There is also one other extremely important issue that I never heard discussed during the debates over extension of the tax cuts. Again, I understand the argument that small business owners need to be able to reinvest more money into their businesses to hire people. I get that. Of course, if the people who buy the goods and services produced by that small business have less spending money, then it would seem that there won’t be a reason for that small business to hire. But what I really want to know is this: For those earning $250,000 or more (or whatever higher income level you want to use; maybe even just raising taxes on those earning more than $1,000,000), what percentage of the money that is not paid in additional taxes is neither saved nor invested in the market? Said another way, of the money that high-income Americans don’t pay in taxes, what part of it is put back into the US economy and not put away for either a rainy day or the next generation? What part of that money is spent here in America and not overseas? What part of that money is actually boosting the American economy?

GIVEN INSTRUCTION A: Repeat the passage on tax cuts for high earners word for word, from beginning to end.
The passage on tax cuts and the records have nothing to do with each other.

PROVIDED RECORDS:
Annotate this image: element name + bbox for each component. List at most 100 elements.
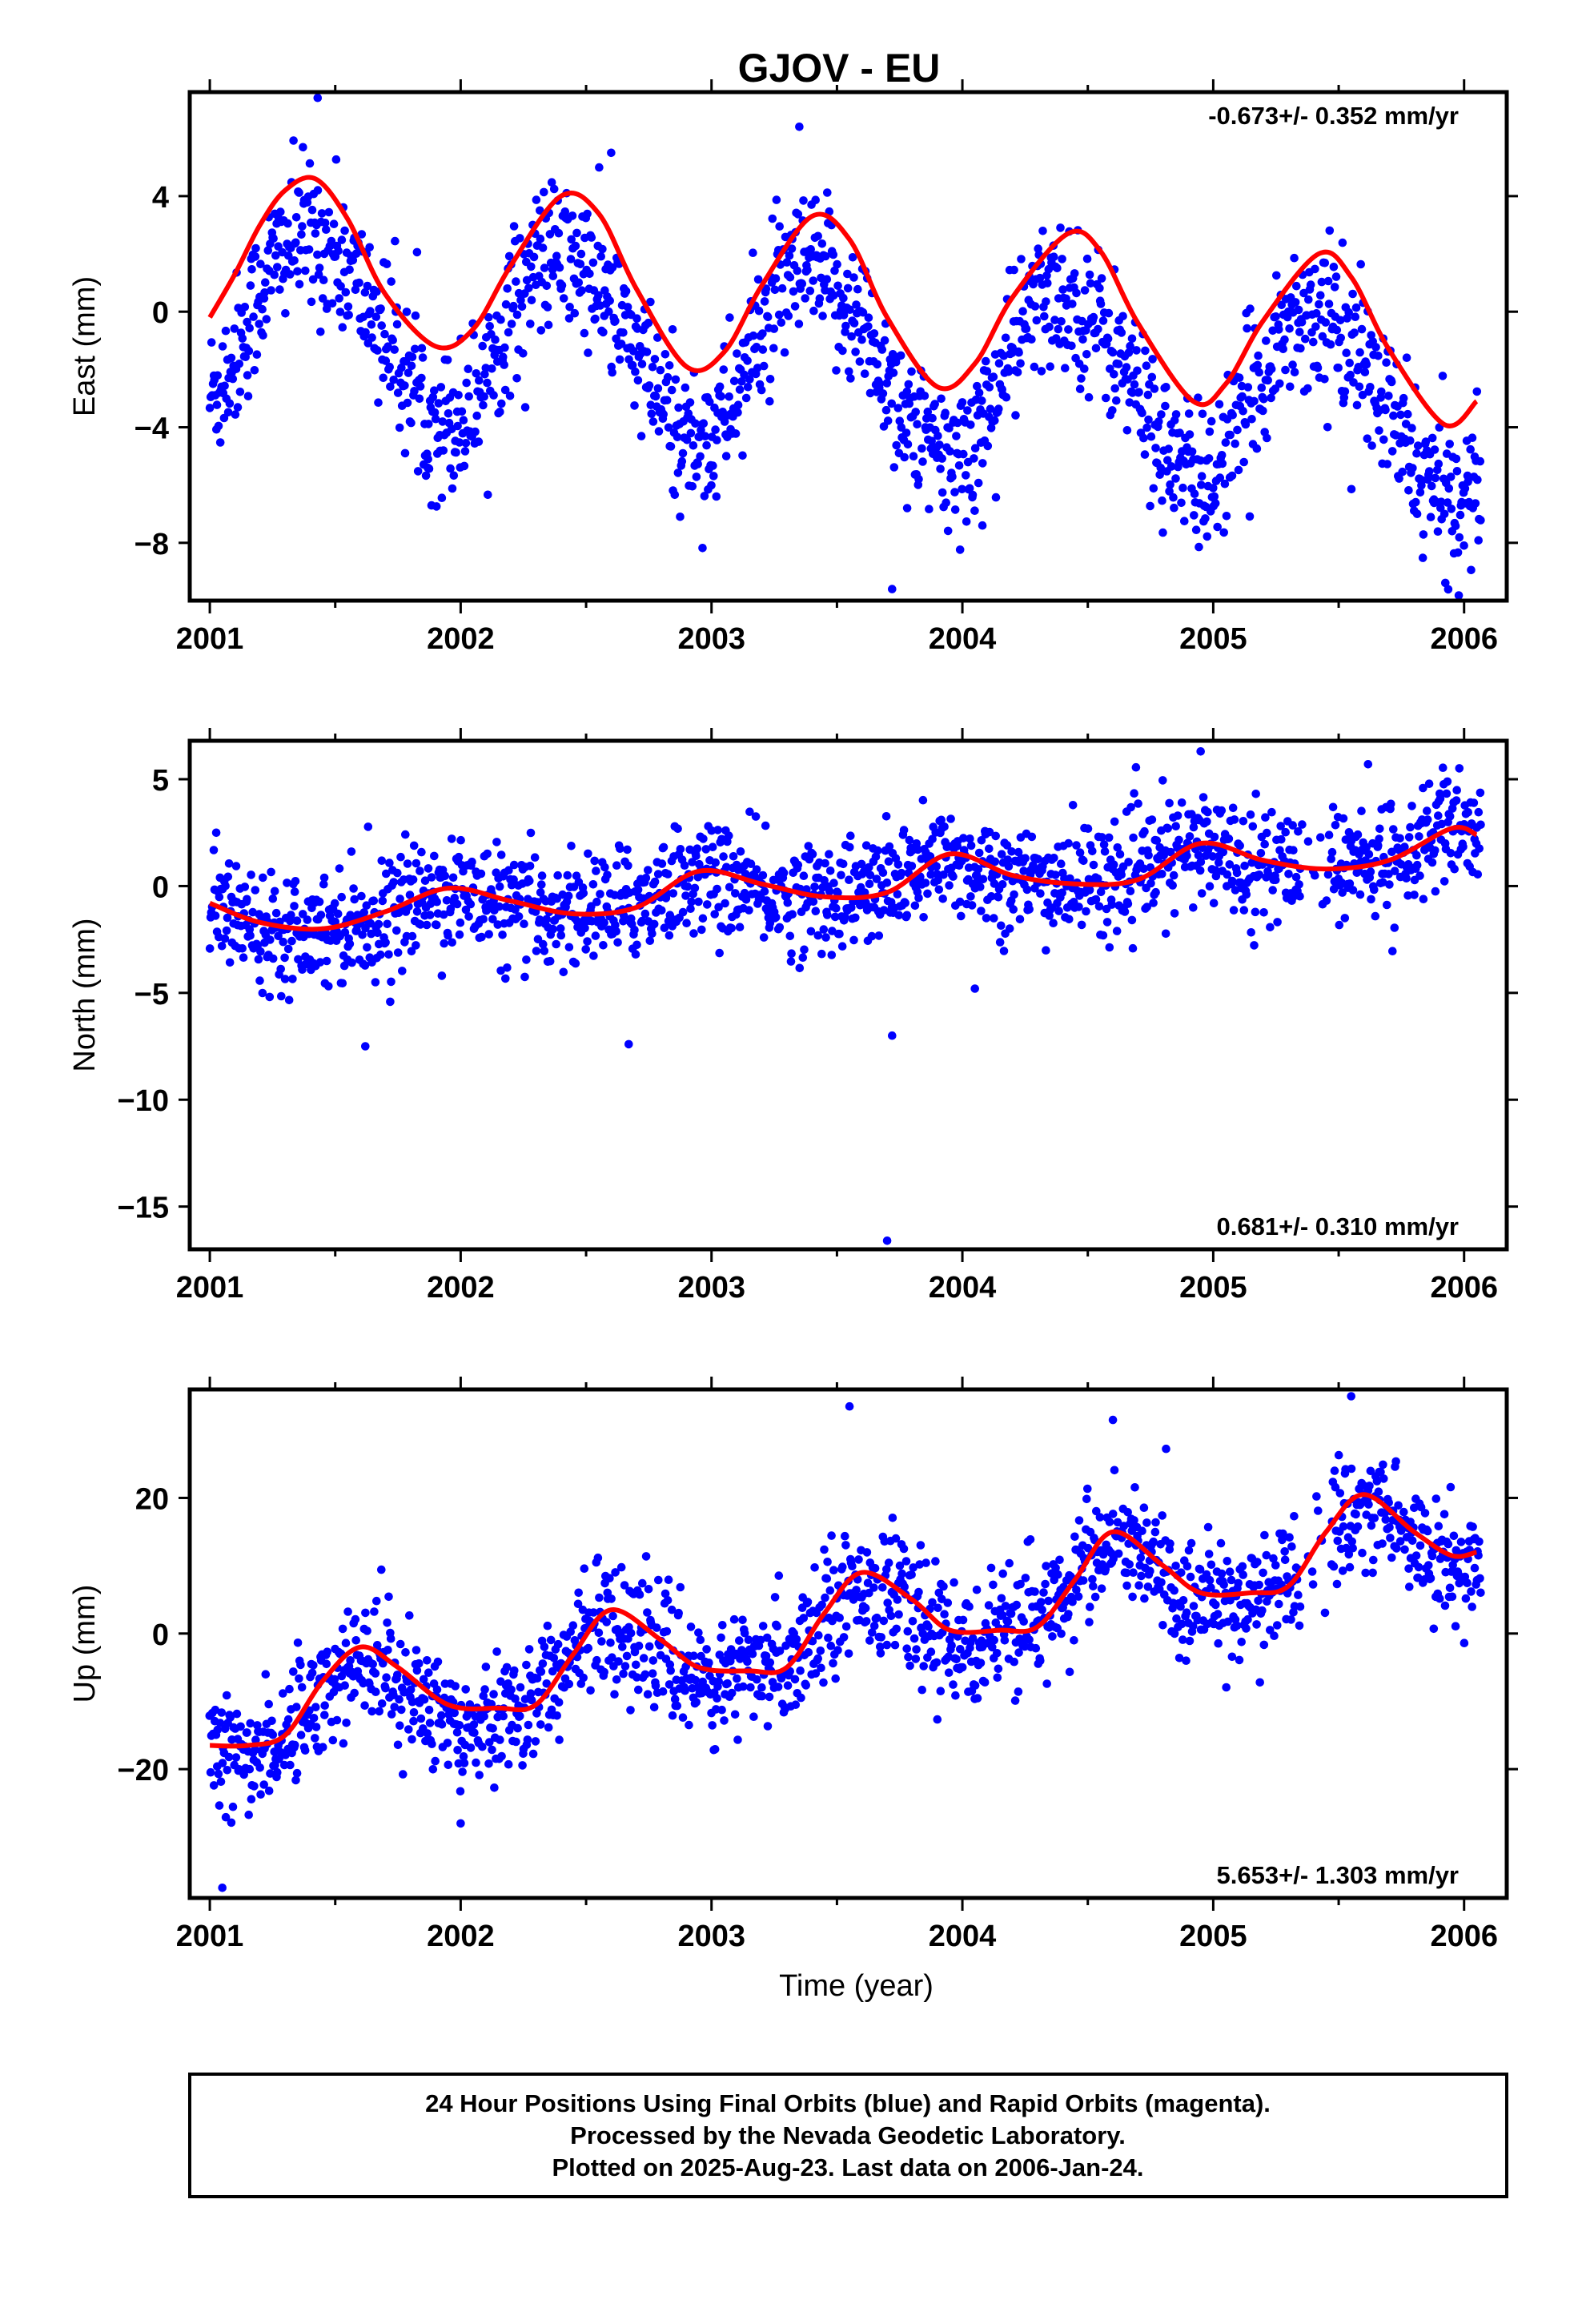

* * *

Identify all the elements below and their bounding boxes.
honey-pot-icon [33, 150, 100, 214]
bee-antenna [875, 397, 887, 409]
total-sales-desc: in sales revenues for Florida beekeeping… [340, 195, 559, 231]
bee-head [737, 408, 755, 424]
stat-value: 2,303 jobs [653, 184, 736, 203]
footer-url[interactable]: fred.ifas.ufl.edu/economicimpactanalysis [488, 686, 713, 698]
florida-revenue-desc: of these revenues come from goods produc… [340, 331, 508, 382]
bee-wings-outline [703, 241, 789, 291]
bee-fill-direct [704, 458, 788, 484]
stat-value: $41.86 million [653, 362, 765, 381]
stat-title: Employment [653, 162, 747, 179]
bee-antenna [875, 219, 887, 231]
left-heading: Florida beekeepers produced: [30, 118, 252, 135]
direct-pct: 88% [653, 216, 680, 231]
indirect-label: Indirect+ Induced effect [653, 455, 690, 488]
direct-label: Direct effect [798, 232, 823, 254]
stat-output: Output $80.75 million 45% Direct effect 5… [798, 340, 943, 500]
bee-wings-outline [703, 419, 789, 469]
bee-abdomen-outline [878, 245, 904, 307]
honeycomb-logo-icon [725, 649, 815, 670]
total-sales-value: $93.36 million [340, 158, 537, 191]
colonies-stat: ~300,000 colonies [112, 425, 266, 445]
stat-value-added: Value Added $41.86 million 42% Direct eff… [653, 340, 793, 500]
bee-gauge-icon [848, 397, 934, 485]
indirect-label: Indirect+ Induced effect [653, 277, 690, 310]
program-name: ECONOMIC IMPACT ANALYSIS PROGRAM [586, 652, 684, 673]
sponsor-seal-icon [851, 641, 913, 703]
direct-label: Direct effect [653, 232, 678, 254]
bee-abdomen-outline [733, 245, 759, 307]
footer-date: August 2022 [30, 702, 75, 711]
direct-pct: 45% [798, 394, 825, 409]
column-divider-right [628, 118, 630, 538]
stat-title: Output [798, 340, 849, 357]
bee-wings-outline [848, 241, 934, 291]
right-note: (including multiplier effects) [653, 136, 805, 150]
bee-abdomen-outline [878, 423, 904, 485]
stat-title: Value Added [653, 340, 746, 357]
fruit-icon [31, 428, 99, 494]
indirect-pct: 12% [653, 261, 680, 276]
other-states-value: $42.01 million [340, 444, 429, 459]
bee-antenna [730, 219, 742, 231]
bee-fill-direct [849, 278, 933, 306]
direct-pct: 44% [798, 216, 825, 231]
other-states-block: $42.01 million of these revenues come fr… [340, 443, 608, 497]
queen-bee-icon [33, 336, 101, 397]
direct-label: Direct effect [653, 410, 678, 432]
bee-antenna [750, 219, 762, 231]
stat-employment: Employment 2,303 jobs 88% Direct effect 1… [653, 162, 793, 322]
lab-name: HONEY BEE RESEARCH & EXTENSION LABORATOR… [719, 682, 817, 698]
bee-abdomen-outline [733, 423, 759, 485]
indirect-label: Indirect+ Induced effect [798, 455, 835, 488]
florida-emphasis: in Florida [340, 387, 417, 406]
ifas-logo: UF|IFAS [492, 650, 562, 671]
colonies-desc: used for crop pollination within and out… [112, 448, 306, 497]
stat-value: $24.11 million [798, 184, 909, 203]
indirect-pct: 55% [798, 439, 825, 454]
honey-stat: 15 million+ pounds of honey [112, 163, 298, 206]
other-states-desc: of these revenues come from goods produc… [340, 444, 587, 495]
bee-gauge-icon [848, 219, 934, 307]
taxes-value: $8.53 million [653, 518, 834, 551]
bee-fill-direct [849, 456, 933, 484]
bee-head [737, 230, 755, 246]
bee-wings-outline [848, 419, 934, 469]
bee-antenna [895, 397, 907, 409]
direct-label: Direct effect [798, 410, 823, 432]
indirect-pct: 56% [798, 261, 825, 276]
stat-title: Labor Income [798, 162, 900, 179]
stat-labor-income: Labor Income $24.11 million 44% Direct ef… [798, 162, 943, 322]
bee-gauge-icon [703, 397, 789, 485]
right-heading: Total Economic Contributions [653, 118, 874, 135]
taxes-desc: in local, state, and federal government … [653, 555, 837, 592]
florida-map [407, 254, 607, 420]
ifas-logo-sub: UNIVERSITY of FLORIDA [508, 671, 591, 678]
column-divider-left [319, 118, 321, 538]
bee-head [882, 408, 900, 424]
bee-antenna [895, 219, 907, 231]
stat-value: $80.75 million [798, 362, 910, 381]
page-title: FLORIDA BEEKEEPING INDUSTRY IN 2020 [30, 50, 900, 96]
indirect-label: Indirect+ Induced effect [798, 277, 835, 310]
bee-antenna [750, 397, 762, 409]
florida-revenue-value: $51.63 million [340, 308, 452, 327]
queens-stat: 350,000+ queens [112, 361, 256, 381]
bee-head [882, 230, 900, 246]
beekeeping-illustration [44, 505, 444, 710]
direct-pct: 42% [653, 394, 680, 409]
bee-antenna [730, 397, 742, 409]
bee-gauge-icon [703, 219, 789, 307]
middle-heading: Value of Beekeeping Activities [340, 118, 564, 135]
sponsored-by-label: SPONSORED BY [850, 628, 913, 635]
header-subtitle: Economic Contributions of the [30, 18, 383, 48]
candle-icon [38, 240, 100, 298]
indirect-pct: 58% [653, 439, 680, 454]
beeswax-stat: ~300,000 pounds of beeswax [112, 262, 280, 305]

...

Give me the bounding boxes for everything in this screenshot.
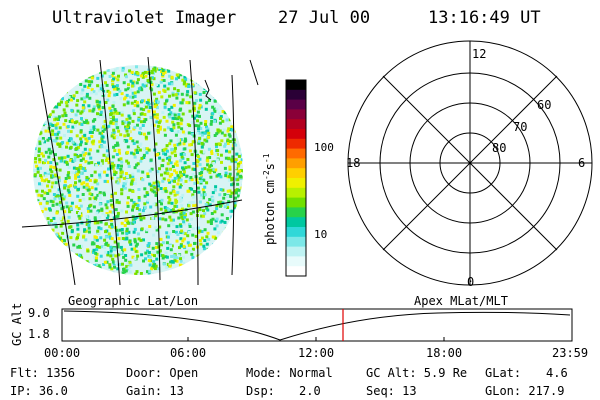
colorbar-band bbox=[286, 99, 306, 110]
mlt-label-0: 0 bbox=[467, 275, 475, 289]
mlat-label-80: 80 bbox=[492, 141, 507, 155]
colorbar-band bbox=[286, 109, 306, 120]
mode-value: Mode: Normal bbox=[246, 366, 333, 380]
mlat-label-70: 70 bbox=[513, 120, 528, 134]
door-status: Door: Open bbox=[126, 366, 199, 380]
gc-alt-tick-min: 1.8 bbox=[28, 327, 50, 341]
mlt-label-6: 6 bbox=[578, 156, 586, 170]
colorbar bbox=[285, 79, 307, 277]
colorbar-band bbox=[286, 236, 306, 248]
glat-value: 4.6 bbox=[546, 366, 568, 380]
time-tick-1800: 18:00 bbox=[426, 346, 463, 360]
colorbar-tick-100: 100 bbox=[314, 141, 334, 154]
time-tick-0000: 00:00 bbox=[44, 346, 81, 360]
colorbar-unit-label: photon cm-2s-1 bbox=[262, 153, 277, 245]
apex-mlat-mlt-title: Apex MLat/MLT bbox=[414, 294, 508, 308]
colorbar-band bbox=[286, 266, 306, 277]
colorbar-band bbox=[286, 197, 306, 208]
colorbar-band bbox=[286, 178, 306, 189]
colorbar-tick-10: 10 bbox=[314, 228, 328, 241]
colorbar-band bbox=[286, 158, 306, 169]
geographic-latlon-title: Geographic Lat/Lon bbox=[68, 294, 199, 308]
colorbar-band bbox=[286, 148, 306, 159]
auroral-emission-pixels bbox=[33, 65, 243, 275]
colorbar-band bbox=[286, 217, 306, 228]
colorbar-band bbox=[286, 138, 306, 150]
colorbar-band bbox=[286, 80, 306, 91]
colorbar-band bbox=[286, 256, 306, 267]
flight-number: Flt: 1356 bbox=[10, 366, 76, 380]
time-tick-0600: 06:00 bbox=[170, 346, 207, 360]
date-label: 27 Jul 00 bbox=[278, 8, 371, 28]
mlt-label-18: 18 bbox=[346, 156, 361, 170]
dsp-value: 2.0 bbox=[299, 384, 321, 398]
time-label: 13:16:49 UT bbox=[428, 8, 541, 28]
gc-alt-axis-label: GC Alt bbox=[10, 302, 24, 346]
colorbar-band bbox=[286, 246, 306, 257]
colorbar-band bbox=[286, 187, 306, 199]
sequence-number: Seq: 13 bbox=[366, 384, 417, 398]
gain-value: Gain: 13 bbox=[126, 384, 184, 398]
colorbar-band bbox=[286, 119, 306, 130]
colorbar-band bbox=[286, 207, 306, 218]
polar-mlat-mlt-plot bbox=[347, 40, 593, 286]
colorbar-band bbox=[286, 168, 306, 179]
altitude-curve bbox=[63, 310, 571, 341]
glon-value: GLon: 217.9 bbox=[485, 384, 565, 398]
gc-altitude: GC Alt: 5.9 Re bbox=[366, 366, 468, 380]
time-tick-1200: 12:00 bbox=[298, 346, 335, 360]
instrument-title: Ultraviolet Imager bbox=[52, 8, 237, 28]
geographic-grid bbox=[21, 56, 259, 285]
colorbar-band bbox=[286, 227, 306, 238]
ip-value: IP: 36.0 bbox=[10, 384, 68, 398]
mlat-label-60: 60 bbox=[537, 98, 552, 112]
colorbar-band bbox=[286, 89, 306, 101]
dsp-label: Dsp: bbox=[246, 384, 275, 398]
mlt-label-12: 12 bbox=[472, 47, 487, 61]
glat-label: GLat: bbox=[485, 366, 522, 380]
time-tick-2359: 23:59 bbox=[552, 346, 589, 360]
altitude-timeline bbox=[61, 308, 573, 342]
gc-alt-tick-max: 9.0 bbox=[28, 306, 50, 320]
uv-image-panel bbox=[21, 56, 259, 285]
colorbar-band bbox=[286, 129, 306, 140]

GIVEN INSTRUCTION B: From the records, copy word for word the lines starting at the one that contains "Identify all the" and ending at the one that contains "stat-value: 2,303 jobs [653, 184, 736, 203]", with both of those lines included.

COMPLETE OUTPUT A:
There is also one other extremely important issue that I never heard discussed during the debates over extension of the tax cuts. Again, I understand the argument that small business owners need to be able to reinvest more money into their businesses to hire people. I get that. Of course, if the people who buy the goods and services produced by that small business have less spending money, then it would seem that there won’t be a reason for that small business to hire. But what I really want to know is this: For those earning $250,000 or more (or whatever higher income level you want to use; maybe even just raising taxes on those earning more than $1,000,000), what percentage of the money that is not paid in additional taxes is neither saved nor invested in the market? Said another way, of the money that high-income Americans don’t pay in taxes, what part of it is put back into the US economy and not put away for either a rainy day or the next generation? What part of that money is spent here in America and not overseas? What part of that money is actually boosting the American economy?

COMPLETE OUTPUT B:
Identify all the elements below and their bounding boxes.
honey-pot-icon [33, 150, 100, 214]
bee-antenna [875, 397, 887, 409]
total-sales-desc: in sales revenues for Florida beekeeping… [340, 195, 559, 231]
bee-head [737, 408, 755, 424]
stat-value: 2,303 jobs [653, 184, 736, 203]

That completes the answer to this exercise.